WHAT TO DO →
[1] In the passage on regularized ERM, list every item that is cited by a number, such as an equation, proposition, or remark.
[2] Reproduce the records starting at the line containing "Text: ▼: ▼ — [812, 571, 839, 604]" and ending at the line containing "Text: COVID-19", including both of those lines.

-- Start PAGE EXTRACT --

With such a large possibility of the risk functions and the regularizers, the first research question we will consider is formulated as follows. What properties should \(\mathcal{{F}}\) and \(\gamma \) have for the regularized ERM (5) to be reasonable or interpretable?

3 Insights on the general regularizer

To answer the question given at the end of the previous section, we first consider the regularized ERM (5) and later its dual formulation. In particular, this section draws two insights on the primal formulation (5): (1) an incompatible choice of the empirical risk and the regularizer; (2) a perspective as a robust optimization.

3.1 General formulations with non-\(\ell _2\)-norm regularizers

Let us start with the following simple, but suggestive fact.

Proposition 2

Suppose that both regularizer \(\gamma \) and risk function \(\mathcal{{F}}\) are positively homogeneous. Then the primal (5) either attains the optimal objective value 0, where the solution \((\varvec{w}^\star ,b^\star )\) such that \(\varvec{w}^\star =\varvec{0}\) is an optimal solution, or results in an unbounded solution such that \(p^\star =-\infty \).

See Proof of Proposition 2 in “Appendix” for the proof.

The above proposition shows a situation where (5) would be meaningless, having no optimal solution or resulting in a trivial solution satisfying \(\varvec{w}=\varvec{0}\). Even if an optimization algorithm returns an optimal solution with \(\varvec{w}\ne \varvec{0}\), such a solution is considered to be fragile since the all-zero solution is another optimal solution. Accordingly, the combination of a positively homogeneous function \(\mathcal{{F}}\), such as CVaR, and a regularizer of the form \(\gamma (\varvec{w})=\Vert \varvec{w}\Vert \) is not adequate for the classification problem. On the other hand, with a non-homogeneous \(\iota \), the regularizer given in the form \(\gamma (\varvec{w})=\iota (\Vert \varvec{w}\Vert )\) makes sense. For example, the case where \(\gamma (\varvec{w})=\frac{1}{2}\Vert \varvec{w}\Vert _2^2\), corresponding to \(\iota (z)=\frac{1}{2}z^2\), works for the \(\nu \)-SVM, which employs CVaR. (See also Remark 1 below.)

-- End PAGE EXTRACT --
-- Start RECORDED DATA --

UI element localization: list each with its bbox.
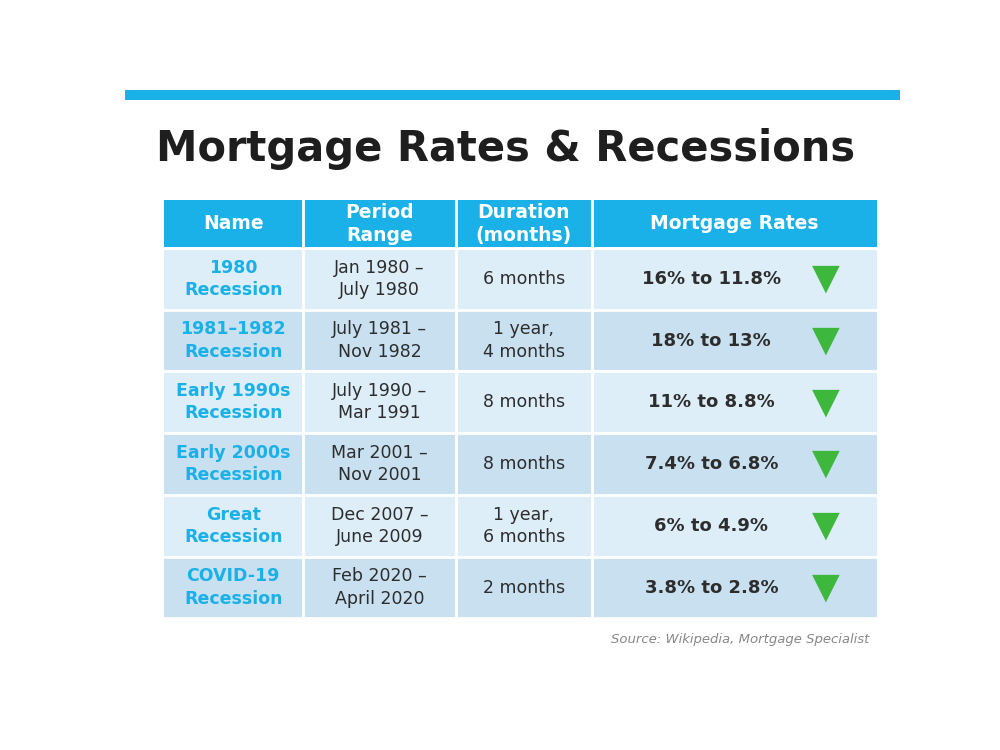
Text: ▼: ▼ — [812, 571, 839, 604]
Text: 7.4% to 6.8%: 7.4% to 6.8% — [645, 455, 778, 473]
Text: Early 1990s
Recession: Early 1990s Recession — [176, 382, 291, 422]
Text: 1 year,
6 months: 1 year, 6 months — [483, 506, 565, 546]
Bar — [164, 248, 877, 310]
Bar — [164, 200, 877, 248]
Text: Period
Range: Period Range — [345, 202, 414, 245]
Text: 3.8% to 2.8%: 3.8% to 2.8% — [645, 578, 778, 596]
Text: 8 months: 8 months — [483, 455, 565, 473]
Text: Source: Wikipedia, Mortgage Specialist: Source: Wikipedia, Mortgage Specialist — [611, 632, 869, 646]
Text: Name: Name — [203, 214, 264, 233]
Text: 8 months: 8 months — [483, 393, 565, 411]
Text: 18% to 13%: 18% to 13% — [651, 332, 771, 350]
Text: 1981–1982
Recession: 1981–1982 Recession — [180, 320, 286, 361]
Text: 1 year,
4 months: 1 year, 4 months — [483, 320, 565, 361]
Text: Mar 2001 –
Nov 2001: Mar 2001 – Nov 2001 — [331, 444, 428, 484]
Bar — [164, 495, 877, 556]
Bar — [164, 310, 877, 371]
Bar — [164, 433, 877, 495]
Text: ▼: ▼ — [812, 509, 839, 543]
Bar — [125, 90, 900, 101]
Bar — [164, 371, 877, 434]
Text: ▼: ▼ — [812, 323, 839, 358]
Text: Jan 1980 –
July 1980: Jan 1980 – July 1980 — [334, 259, 425, 299]
Text: Feb 2020 –
April 2020: Feb 2020 – April 2020 — [332, 568, 427, 608]
Text: July 1990 –
Mar 1991: July 1990 – Mar 1991 — [332, 382, 427, 422]
Bar — [164, 556, 877, 619]
Text: 6 months: 6 months — [483, 270, 565, 288]
Text: Mortgage Rates: Mortgage Rates — [650, 214, 818, 233]
Text: July 1981 –
Nov 1982: July 1981 – Nov 1982 — [332, 320, 427, 361]
Text: 16% to 11.8%: 16% to 11.8% — [642, 270, 781, 288]
Text: Mortgage Rates & Recessions: Mortgage Rates & Recessions — [156, 128, 855, 170]
Text: 11% to 8.8%: 11% to 8.8% — [648, 393, 775, 411]
Text: ▼: ▼ — [812, 386, 839, 419]
Text: 6% to 4.9%: 6% to 4.9% — [654, 517, 768, 535]
Text: ▼: ▼ — [812, 262, 839, 296]
Text: Early 2000s
Recession: Early 2000s Recession — [176, 444, 291, 484]
Text: 1980
Recession: 1980 Recession — [184, 259, 283, 299]
Text: Great
Recession: Great Recession — [184, 506, 283, 546]
Text: ▼: ▼ — [812, 447, 839, 481]
Text: Duration
(months): Duration (months) — [476, 202, 572, 245]
Text: COVID-19
Recession: COVID-19 Recession — [184, 568, 283, 608]
Text: Dec 2007 –
June 2009: Dec 2007 – June 2009 — [331, 506, 428, 546]
Text: 2 months: 2 months — [483, 578, 565, 596]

-- End RECORDED DATA --

RESULTS OF THE TASKS →
[1]
- (5), the regularized ERM, also called the primal
- Proposition 2
- Remark 1

[2]
Text: ▼: ▼ — [812, 571, 839, 604]
Text: 7.4% to 6.8%: 7.4% to 6.8% — [645, 455, 778, 473]
Text: Early 1990s
Recession: Early 1990s Recession — [176, 382, 291, 422]
Text: 1 year,
6 months: 1 year, 6 months — [483, 506, 565, 546]
Bar — [164, 248, 877, 310]
Bar — [164, 200, 877, 248]
Text: Period
Range: Period Range — [345, 202, 414, 245]
Text: 3.8% to 2.8%: 3.8% to 2.8% — [645, 578, 778, 596]
Text: 8 months: 8 months — [483, 455, 565, 473]
Text: Source: Wikipedia, Mortgage Specialist: Source: Wikipedia, Mortgage Specialist — [611, 632, 869, 646]
Text: Name: Name — [203, 214, 264, 233]
Text: 8 months: 8 months — [483, 393, 565, 411]
Text: 18% to 13%: 18% to 13% — [651, 332, 771, 350]
Text: 1981–1982
Recession: 1981–1982 Recession — [180, 320, 286, 361]
Text: 1 year,
4 months: 1 year, 4 months — [483, 320, 565, 361]
Text: Mar 2001 –
Nov 2001: Mar 2001 – Nov 2001 — [331, 444, 428, 484]
Bar — [164, 495, 877, 556]
Bar — [164, 310, 877, 371]
Bar — [164, 433, 877, 495]
Text: ▼: ▼ — [812, 509, 839, 543]
Bar — [125, 90, 900, 101]
Bar — [164, 371, 877, 434]
Text: ▼: ▼ — [812, 323, 839, 358]
Text: Jan 1980 –
July 1980: Jan 1980 – July 1980 — [334, 259, 425, 299]
Text: Feb 2020 –
April 2020: Feb 2020 – April 2020 — [332, 568, 427, 608]
Text: July 1990 –
Mar 1991: July 1990 – Mar 1991 — [332, 382, 427, 422]
Bar — [164, 556, 877, 619]
Text: 6 months: 6 months — [483, 270, 565, 288]
Text: Mortgage Rates: Mortgage Rates — [650, 214, 818, 233]
Text: July 1981 –
Nov 1982: July 1981 – Nov 1982 — [332, 320, 427, 361]
Text: 16% to 11.8%: 16% to 11.8% — [642, 270, 781, 288]
Text: Mortgage Rates & Recessions: Mortgage Rates & Recessions — [156, 128, 855, 170]
Text: 11% to 8.8%: 11% to 8.8% — [648, 393, 775, 411]
Text: ▼: ▼ — [812, 386, 839, 419]
Text: 6% to 4.9%: 6% to 4.9% — [654, 517, 768, 535]
Text: ▼: ▼ — [812, 262, 839, 296]
Text: Early 2000s
Recession: Early 2000s Recession — [176, 444, 291, 484]
Text: 1980
Recession: 1980 Recession — [184, 259, 283, 299]
Text: Great
Recession: Great Recession — [184, 506, 283, 546]
Text: ▼: ▼ — [812, 447, 839, 481]
Text: Duration
(months): Duration (months) — [476, 202, 572, 245]
Text: COVID-19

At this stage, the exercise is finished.